Problem to work on
Whenever a line below holds the word "structured", copy that line.

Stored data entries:
___

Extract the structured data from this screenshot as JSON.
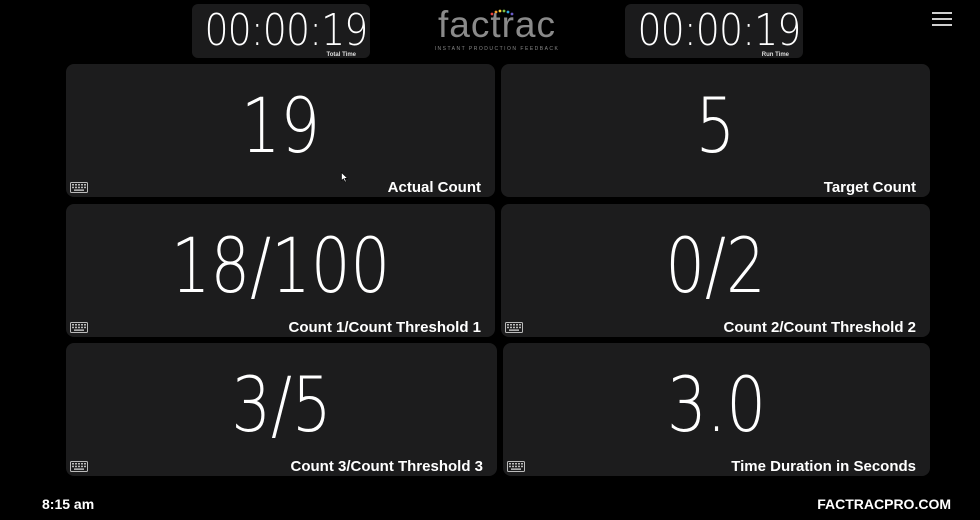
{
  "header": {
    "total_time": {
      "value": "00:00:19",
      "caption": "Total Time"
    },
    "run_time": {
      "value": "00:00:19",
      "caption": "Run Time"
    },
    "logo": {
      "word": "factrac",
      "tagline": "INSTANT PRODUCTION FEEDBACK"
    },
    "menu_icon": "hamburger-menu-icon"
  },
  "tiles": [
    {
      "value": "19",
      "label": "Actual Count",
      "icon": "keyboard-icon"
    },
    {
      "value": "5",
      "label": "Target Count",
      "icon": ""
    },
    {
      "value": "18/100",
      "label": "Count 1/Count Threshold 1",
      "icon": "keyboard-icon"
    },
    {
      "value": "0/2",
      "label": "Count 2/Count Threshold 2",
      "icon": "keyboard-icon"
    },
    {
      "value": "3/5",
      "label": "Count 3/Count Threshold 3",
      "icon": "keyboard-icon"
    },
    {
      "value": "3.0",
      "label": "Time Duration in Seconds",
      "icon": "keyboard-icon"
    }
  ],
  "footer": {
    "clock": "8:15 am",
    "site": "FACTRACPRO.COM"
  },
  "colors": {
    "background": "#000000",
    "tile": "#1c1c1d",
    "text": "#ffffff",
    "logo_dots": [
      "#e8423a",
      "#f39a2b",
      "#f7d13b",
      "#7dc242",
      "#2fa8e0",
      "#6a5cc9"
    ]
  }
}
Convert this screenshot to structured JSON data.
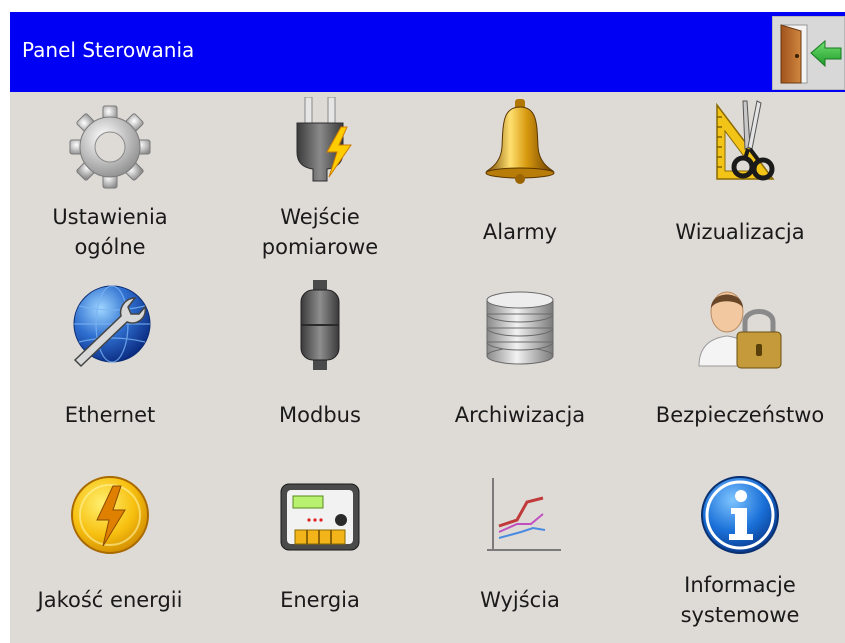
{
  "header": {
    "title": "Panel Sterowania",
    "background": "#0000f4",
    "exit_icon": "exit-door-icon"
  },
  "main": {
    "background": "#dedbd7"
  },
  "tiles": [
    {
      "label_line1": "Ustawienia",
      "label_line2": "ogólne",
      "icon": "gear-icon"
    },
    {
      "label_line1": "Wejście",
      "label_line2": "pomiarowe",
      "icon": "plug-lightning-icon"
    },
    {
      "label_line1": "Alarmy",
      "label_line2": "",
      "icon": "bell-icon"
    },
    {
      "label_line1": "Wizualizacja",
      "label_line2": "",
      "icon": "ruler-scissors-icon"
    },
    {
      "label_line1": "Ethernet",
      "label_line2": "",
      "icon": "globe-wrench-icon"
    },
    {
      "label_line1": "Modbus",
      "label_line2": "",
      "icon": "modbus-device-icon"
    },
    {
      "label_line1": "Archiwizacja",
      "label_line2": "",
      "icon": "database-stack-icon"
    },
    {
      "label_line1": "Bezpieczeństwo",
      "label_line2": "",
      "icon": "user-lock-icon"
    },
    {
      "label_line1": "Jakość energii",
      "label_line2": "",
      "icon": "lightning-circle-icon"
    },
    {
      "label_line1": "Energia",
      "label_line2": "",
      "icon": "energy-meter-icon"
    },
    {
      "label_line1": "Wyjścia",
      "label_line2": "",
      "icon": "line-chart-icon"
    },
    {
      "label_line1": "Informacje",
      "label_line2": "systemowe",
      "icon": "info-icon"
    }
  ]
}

___

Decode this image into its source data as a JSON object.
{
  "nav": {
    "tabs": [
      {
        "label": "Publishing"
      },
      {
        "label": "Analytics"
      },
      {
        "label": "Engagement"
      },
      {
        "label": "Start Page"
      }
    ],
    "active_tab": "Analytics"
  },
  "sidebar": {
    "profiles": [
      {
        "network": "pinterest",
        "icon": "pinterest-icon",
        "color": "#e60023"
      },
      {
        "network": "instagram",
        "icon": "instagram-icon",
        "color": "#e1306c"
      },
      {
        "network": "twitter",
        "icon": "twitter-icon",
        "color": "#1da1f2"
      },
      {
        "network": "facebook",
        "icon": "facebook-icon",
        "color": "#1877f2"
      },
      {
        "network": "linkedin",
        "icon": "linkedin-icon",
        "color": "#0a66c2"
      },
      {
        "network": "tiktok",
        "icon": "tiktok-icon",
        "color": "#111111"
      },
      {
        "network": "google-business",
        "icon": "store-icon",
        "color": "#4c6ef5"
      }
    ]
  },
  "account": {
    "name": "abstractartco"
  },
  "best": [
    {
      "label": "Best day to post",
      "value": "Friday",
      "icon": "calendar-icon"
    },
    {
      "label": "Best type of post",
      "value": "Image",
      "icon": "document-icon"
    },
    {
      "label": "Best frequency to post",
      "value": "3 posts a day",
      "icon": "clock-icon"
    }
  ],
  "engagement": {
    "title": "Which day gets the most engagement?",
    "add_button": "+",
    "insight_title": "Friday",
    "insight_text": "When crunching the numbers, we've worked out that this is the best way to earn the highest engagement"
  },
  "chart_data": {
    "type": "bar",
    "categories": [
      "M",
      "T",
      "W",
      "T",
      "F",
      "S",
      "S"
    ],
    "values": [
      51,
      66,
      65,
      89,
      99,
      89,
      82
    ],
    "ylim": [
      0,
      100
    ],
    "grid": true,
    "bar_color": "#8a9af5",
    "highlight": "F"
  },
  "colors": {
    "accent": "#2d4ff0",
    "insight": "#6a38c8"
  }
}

___

Exercise output
Extract the structured data from this screenshot as JSON.
Convert this screenshot to structured JSON data.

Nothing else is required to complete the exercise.